** AIM OF THE TASK **
Can you find the lines of the listing that include "name" and copy every one?

+++

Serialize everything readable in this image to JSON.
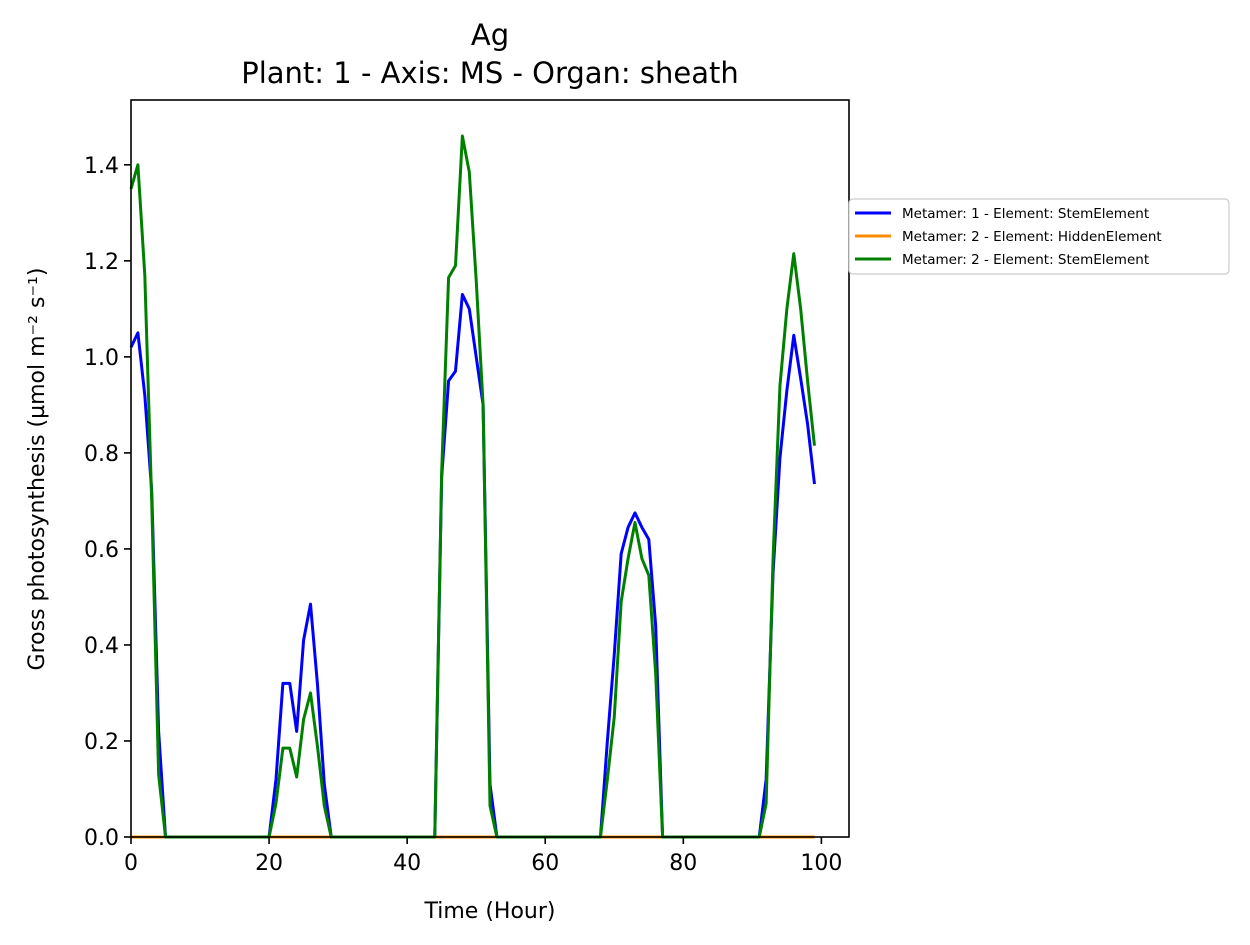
{
  "chart_data": {
    "type": "line",
    "title": "Ag",
    "subtitle": "Plant: 1 - Axis: MS - Organ: sheath",
    "xlabel": "Time (Hour)",
    "ylabel": "Gross photosynthesis (µmol m⁻² s⁻¹)",
    "xlim": [
      0,
      104
    ],
    "ylim": [
      0,
      1.535
    ],
    "xticks": [
      0,
      20,
      40,
      60,
      80,
      100
    ],
    "yticks": [
      0.0,
      0.2,
      0.4,
      0.6,
      0.8,
      1.0,
      1.2,
      1.4
    ],
    "xtick_labels": [
      "0",
      "20",
      "40",
      "60",
      "80",
      "100"
    ],
    "ytick_labels": [
      "0.0",
      "0.2",
      "0.4",
      "0.6",
      "0.8",
      "1.0",
      "1.2",
      "1.4"
    ],
    "grid": false,
    "legend_position": "outside-right",
    "series": [
      {
        "name": "Metamer: 1 - Element: StemElement",
        "color": "#0000ff",
        "x": [
          0,
          1,
          2,
          3,
          4,
          5,
          20,
          21,
          22,
          23,
          24,
          25,
          26,
          27,
          28,
          29,
          44,
          45,
          46,
          47,
          48,
          49,
          50,
          51,
          52,
          53,
          68,
          69,
          70,
          71,
          72,
          73,
          74,
          75,
          76,
          77,
          91,
          92,
          93,
          94,
          95,
          96,
          97,
          98,
          99
        ],
        "y": [
          1.02,
          1.05,
          0.92,
          0.72,
          0.22,
          0.0,
          0.0,
          0.12,
          0.32,
          0.32,
          0.22,
          0.41,
          0.485,
          0.32,
          0.11,
          0.0,
          0.0,
          0.75,
          0.95,
          0.97,
          1.13,
          1.1,
          1.0,
          0.9,
          0.11,
          0.0,
          0.0,
          0.2,
          0.38,
          0.59,
          0.645,
          0.675,
          0.645,
          0.62,
          0.44,
          0.0,
          0.0,
          0.12,
          0.55,
          0.79,
          0.93,
          1.045,
          0.955,
          0.86,
          0.735
        ]
      },
      {
        "name": "Metamer: 2 - Element: HiddenElement",
        "color": "#ff8c00",
        "x": [
          0,
          99
        ],
        "y": [
          0.0,
          0.0
        ]
      },
      {
        "name": "Metamer: 2 - Element: StemElement",
        "color": "#008000",
        "x": [
          0,
          1,
          2,
          3,
          4,
          5,
          20,
          21,
          22,
          23,
          24,
          25,
          26,
          27,
          28,
          29,
          44,
          45,
          46,
          47,
          48,
          49,
          50,
          51,
          52,
          53,
          68,
          69,
          70,
          71,
          72,
          73,
          74,
          75,
          76,
          77,
          91,
          92,
          93,
          94,
          95,
          96,
          97,
          98,
          99
        ],
        "y": [
          1.35,
          1.4,
          1.17,
          0.7,
          0.13,
          0.0,
          0.0,
          0.07,
          0.185,
          0.185,
          0.125,
          0.245,
          0.3,
          0.19,
          0.065,
          0.0,
          0.0,
          0.76,
          1.165,
          1.19,
          1.46,
          1.385,
          1.16,
          0.9,
          0.065,
          0.0,
          0.0,
          0.12,
          0.25,
          0.49,
          0.58,
          0.655,
          0.58,
          0.545,
          0.34,
          0.0,
          0.0,
          0.07,
          0.58,
          0.94,
          1.1,
          1.215,
          1.1,
          0.95,
          0.815
        ]
      }
    ]
  }
}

+++

** OUTPUT **
        "name": "Metamer: 1 - Element: StemElement",
        "name": "Metamer: 2 - Element: HiddenElement",
        "name": "Metamer: 2 - Element: StemElement",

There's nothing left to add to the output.